**Dataset excerpts:**
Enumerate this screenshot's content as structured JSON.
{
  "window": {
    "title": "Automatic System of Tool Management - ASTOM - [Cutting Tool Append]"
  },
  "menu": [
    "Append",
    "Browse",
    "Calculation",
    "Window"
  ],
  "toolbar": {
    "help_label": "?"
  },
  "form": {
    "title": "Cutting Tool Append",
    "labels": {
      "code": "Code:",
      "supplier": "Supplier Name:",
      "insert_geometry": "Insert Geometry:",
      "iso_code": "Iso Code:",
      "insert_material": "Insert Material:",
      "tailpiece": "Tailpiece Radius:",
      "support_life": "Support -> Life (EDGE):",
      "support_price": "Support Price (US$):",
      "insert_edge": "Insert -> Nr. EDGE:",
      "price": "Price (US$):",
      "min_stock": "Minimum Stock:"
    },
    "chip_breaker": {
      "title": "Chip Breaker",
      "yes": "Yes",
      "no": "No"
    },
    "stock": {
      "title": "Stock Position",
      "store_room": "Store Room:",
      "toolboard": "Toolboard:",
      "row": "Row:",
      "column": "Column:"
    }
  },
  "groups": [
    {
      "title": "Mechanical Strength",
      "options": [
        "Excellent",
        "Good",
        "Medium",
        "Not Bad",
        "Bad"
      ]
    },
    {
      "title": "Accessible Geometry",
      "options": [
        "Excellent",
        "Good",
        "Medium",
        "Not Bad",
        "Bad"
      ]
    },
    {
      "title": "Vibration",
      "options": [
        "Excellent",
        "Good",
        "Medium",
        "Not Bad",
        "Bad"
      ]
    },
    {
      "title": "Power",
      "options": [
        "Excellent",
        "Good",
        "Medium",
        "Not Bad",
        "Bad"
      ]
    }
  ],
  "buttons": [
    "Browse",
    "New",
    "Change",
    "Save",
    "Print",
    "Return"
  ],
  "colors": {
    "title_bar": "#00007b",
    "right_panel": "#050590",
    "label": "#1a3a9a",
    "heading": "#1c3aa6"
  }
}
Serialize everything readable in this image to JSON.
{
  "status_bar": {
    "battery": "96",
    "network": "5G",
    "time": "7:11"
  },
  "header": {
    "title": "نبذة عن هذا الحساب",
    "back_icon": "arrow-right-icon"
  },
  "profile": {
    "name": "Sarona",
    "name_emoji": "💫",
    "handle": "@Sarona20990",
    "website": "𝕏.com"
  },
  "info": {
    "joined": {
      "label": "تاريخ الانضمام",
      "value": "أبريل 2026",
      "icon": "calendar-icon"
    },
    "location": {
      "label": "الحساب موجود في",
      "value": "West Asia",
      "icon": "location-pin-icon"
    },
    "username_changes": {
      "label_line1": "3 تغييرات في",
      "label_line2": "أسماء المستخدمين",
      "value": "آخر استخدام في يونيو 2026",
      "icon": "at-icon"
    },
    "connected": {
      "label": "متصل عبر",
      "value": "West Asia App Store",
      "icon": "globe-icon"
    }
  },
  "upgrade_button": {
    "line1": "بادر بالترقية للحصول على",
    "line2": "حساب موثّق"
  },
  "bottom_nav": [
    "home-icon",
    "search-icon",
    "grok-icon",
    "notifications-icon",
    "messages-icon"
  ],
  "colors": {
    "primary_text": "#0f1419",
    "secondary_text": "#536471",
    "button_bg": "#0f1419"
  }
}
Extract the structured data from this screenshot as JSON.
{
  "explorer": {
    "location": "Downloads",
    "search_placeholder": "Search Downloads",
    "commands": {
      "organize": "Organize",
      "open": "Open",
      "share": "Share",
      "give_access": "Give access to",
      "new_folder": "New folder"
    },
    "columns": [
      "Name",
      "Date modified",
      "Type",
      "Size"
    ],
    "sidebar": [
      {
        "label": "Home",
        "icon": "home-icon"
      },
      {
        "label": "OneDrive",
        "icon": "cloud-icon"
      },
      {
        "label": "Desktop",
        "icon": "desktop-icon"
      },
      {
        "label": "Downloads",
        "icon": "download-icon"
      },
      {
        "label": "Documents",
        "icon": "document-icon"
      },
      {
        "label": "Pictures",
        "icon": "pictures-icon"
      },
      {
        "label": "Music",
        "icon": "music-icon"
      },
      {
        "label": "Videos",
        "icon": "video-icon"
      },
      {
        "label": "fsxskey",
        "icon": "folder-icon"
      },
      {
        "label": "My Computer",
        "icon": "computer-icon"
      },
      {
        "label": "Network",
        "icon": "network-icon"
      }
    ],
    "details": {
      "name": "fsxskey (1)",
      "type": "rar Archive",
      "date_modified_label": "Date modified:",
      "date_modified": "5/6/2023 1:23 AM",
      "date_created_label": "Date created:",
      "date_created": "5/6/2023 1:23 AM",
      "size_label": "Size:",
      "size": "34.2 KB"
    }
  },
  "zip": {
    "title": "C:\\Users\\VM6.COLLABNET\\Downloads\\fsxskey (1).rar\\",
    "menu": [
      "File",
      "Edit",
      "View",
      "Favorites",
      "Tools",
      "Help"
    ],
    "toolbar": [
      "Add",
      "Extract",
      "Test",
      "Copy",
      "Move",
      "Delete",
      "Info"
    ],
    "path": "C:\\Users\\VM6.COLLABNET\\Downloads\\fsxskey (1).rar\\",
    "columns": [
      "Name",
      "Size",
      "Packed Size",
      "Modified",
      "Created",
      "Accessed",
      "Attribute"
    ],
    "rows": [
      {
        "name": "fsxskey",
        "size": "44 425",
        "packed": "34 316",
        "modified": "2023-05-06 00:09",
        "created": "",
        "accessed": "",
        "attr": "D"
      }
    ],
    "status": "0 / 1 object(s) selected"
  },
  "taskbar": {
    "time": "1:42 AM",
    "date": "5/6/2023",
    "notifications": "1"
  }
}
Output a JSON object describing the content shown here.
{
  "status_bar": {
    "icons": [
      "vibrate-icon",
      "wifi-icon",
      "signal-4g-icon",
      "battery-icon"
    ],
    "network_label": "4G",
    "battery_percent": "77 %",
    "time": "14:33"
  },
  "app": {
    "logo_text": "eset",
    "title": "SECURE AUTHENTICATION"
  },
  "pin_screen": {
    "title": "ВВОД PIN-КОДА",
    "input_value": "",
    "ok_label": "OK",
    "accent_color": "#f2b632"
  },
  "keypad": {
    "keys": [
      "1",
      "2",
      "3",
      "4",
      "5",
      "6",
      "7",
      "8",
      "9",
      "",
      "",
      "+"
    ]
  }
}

**TASK BRIEF:** Pick out every line holding the string "COLLABNET" and return it.

**RESULT OF THE TASK:**
    "title": "C:\\Users\\VM6.COLLABNET\\Downloads\\fsxskey (1).rar\\",
    "path": "C:\\Users\\VM6.COLLABNET\\Downloads\\fsxskey (1).rar\\",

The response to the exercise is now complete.